# How to pay a tax bill from abroad?!



## rak5a (Oct 31, 2018)

I am n American resident in the UK and my US father died last year and a large chunk of the inheritance was an annuity which was subject to tax. I knew it was coming and my accountant has confirmed the tax bill is about $250k. 

Does anyone have a confirmed safe method to make this payment? I can't use the electronic payments via the IRS because I don't have a US bank account. I spoke to my bank about doing a wire from my UK USD account and they can but my accountant warned that many banks had trouble following the overly complex instructions from the IRS. They suggested a banker's draft which, even if my bank will issue such a large one in USD, fills me with dread to send through the post. 

I'm sure I'm stressing over nothing but after living in Europe for 20 years I don't understand why I can't simply do an online payment myself so I can track ad trace it.

▸ GIVEN PROBLEM 1:
Convert the rows from the first one through the line containing "- chevron-right-icon: [799, 586, 806, 595]" into a Markdown table with the columns Line and Text, skipping blank lines.
The forum thread and the rows have nothing to do with each other.

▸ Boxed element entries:
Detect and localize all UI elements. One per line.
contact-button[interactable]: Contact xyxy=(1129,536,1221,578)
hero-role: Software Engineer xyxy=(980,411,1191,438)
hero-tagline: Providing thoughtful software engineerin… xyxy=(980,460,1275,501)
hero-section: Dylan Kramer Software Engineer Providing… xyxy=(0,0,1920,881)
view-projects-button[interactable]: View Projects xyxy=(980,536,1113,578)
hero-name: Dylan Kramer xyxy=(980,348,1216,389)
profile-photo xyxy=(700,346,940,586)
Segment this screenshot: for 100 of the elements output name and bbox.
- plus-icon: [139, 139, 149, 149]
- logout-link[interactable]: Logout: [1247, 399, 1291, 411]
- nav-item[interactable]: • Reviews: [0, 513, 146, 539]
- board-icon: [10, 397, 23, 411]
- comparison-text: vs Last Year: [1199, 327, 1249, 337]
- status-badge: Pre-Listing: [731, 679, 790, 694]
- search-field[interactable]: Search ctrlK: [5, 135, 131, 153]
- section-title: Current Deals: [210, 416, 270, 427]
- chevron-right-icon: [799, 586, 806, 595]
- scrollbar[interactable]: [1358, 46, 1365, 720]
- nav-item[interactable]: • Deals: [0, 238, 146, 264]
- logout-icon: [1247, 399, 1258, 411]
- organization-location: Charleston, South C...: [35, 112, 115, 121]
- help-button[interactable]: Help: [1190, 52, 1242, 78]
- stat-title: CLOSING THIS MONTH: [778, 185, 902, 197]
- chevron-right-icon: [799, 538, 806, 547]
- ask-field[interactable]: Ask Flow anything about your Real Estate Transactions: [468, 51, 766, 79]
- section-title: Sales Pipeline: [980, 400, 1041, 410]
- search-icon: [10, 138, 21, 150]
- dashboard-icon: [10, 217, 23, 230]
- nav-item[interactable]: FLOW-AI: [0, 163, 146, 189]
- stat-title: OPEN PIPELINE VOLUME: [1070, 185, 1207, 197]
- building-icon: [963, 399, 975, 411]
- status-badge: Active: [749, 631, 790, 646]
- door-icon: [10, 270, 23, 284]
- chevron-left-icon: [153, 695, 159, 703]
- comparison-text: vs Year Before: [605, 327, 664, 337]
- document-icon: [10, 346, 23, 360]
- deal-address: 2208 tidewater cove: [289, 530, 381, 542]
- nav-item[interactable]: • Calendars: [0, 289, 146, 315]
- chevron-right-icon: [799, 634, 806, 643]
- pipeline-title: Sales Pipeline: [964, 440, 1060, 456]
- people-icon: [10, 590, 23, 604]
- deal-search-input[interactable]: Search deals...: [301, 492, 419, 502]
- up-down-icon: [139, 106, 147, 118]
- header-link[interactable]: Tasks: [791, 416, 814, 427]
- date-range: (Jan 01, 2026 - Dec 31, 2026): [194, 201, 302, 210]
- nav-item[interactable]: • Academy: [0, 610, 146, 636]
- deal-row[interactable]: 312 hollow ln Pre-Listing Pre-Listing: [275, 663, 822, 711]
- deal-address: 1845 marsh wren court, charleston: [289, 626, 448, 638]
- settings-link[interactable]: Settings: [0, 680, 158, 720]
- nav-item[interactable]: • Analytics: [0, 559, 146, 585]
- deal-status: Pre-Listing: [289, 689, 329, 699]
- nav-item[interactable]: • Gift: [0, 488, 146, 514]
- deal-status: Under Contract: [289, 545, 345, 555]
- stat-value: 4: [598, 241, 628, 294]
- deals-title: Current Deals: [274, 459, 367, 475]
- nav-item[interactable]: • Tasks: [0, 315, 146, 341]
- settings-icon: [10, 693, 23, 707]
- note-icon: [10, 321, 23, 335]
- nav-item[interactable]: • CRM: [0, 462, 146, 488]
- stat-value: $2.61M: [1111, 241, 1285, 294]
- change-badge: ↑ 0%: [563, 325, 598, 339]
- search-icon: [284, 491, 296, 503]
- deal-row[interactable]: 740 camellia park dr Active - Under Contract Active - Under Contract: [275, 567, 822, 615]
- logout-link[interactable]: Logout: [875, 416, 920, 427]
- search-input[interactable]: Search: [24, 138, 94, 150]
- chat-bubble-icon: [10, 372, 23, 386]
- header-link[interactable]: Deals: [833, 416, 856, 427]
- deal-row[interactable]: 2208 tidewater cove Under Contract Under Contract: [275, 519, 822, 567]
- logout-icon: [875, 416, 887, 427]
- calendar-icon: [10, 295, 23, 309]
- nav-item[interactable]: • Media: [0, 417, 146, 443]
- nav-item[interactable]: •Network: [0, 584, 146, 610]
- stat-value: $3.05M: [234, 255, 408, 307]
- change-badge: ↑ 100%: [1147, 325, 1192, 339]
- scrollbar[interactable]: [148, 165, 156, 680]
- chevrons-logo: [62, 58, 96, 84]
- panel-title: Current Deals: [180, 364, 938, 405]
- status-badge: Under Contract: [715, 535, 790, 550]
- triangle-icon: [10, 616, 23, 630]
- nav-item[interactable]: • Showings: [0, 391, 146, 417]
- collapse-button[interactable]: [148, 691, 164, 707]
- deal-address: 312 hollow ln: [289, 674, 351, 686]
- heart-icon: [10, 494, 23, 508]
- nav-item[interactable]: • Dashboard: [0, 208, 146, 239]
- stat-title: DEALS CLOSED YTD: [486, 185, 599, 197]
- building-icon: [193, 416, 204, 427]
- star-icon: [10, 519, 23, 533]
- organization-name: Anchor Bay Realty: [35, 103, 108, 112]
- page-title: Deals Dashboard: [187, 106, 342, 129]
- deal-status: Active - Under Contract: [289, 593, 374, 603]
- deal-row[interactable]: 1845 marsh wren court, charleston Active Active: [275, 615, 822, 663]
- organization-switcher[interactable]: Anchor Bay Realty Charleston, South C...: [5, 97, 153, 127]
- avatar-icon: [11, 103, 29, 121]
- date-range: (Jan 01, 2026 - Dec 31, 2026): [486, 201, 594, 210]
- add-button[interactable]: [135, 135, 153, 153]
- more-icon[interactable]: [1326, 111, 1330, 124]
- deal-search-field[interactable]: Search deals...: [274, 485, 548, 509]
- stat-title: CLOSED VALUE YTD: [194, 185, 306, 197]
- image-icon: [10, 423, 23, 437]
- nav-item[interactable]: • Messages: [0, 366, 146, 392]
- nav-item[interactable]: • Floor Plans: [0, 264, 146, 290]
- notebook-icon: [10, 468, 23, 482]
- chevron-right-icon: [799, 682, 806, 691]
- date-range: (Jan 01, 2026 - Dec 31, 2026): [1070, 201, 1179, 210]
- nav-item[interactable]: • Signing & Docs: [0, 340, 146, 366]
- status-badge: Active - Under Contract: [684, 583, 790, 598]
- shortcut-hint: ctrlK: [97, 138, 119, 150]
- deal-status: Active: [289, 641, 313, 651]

▸ GIVEN PROBLEM 2:
From the forum thread, reproduce word for word the passage from "## rak5a (Oct" to "through the post.".

▸ FULL SOLUTION 1:
| Line | Text |
|---|---|
| 1 | Detect and localize all UI elements. One per line. |
| 2 | contact-button[interactable]: Contact xyxy=(1129,536,1221,578) |
| 3 | hero-role: Software Engineer xyxy=(980,411,1191,438) |
| 4 | hero-tagline: Providing thoughtful software engineerin… xyxy=(980,460,1275,501) |
| 5 | hero-section: Dylan Kramer Software Engineer Providing… xyxy=(0,0,1920,881) |
| 6 | view-projects-button[interactable]: View Projects xyxy=(980,536,1113,578) |
| 7 | hero-name: Dylan Kramer xyxy=(980,348,1216,389) |
| 8 | profile-photo xyxy=(700,346,940,586) |
| 9 | Segment this screenshot: for 100 of the elements output name and bbox. |
| 10 | - plus-icon: [139, 139, 149, 149] |
| 11 | - logout-link[interactable]: Logout: [1247, 399, 1291, 411] |
| 12 | - nav-item[interactable]: • Reviews: [0, 513, 146, 539] |
| 13 | - board-icon: [10, 397, 23, 411] |
| 14 | - comparison-text: vs Last Year: [1199, 327, 1249, 337] |
| 15 | - status-badge: Pre-Listing: [731, 679, 790, 694] |
| 16 | - search-field[interactable]: Search ctrlK: [5, 135, 131, 153] |
| 17 | - section-title: Current Deals: [210, 416, 270, 427] |
| 18 | - chevron-right-icon: [799, 586, 806, 595] |

▸ FULL SOLUTION 2:
## rak5a (Oct 31, 2018)

I am n American resident in the UK and my US father died last year and a large chunk of the inheritance was an annuity which was subject to tax. I knew it was coming and my accountant has confirmed the tax bill is about $250k. 

Does anyone have a confirmed safe method to make this payment? I can't use the electronic payments via the IRS because I don't have a US bank account. I spoke to my bank about doing a wire from my UK USD account and they can but my accountant warned that many banks had trouble following the overly complex instructions from the IRS. They suggested a banker's draft which, even if my bank will issue such a large one in USD, fills me with dread to send through the post.